[Requirement] Reproduce the data from its first line through the line containing "currency-toggle: 원화 외화 — [30, 134, 299, 220]", inclusive, and change each "pnl-amount-cell" to "profit-loss-cell" without altering anything else.
==== Available data ====
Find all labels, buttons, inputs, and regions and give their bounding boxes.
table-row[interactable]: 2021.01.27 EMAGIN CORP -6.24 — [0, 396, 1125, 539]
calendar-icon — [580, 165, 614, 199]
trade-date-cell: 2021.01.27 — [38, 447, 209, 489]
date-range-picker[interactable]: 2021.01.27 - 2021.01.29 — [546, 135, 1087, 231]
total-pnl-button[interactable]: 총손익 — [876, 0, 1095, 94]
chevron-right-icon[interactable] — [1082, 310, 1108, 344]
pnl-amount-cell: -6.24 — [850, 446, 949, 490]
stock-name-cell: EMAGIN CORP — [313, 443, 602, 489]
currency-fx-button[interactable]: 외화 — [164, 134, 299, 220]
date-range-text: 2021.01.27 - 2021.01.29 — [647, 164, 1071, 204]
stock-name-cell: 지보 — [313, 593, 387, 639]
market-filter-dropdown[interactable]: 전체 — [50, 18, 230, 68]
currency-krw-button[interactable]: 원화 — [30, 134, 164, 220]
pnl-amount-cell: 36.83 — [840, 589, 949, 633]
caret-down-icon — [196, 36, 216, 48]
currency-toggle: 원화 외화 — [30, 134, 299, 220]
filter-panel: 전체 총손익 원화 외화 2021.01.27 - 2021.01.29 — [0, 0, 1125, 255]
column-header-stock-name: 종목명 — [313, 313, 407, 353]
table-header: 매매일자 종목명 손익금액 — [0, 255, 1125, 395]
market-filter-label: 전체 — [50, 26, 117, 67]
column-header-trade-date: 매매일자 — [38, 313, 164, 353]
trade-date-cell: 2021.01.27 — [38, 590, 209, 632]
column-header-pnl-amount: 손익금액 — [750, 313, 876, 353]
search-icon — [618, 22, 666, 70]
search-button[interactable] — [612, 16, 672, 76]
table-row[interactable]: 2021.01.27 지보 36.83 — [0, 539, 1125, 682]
====
[Exercise result]
Find all labels, buttons, inputs, and regions and give their bounding boxes.
table-row[interactable]: 2021.01.27 EMAGIN CORP -6.24 — [0, 396, 1125, 539]
calendar-icon — [580, 165, 614, 199]
trade-date-cell: 2021.01.27 — [38, 447, 209, 489]
date-range-picker[interactable]: 2021.01.27 - 2021.01.29 — [546, 135, 1087, 231]
total-pnl-button[interactable]: 총손익 — [876, 0, 1095, 94]
chevron-right-icon[interactable] — [1082, 310, 1108, 344]
profit-loss-cell: -6.24 — [850, 446, 949, 490]
stock-name-cell: EMAGIN CORP — [313, 443, 602, 489]
currency-fx-button[interactable]: 외화 — [164, 134, 299, 220]
date-range-text: 2021.01.27 - 2021.01.29 — [647, 164, 1071, 204]
stock-name-cell: 지보 — [313, 593, 387, 639]
market-filter-dropdown[interactable]: 전체 — [50, 18, 230, 68]
currency-krw-button[interactable]: 원화 — [30, 134, 164, 220]
profit-loss-cell: 36.83 — [840, 589, 949, 633]
caret-down-icon — [196, 36, 216, 48]
currency-toggle: 원화 외화 — [30, 134, 299, 220]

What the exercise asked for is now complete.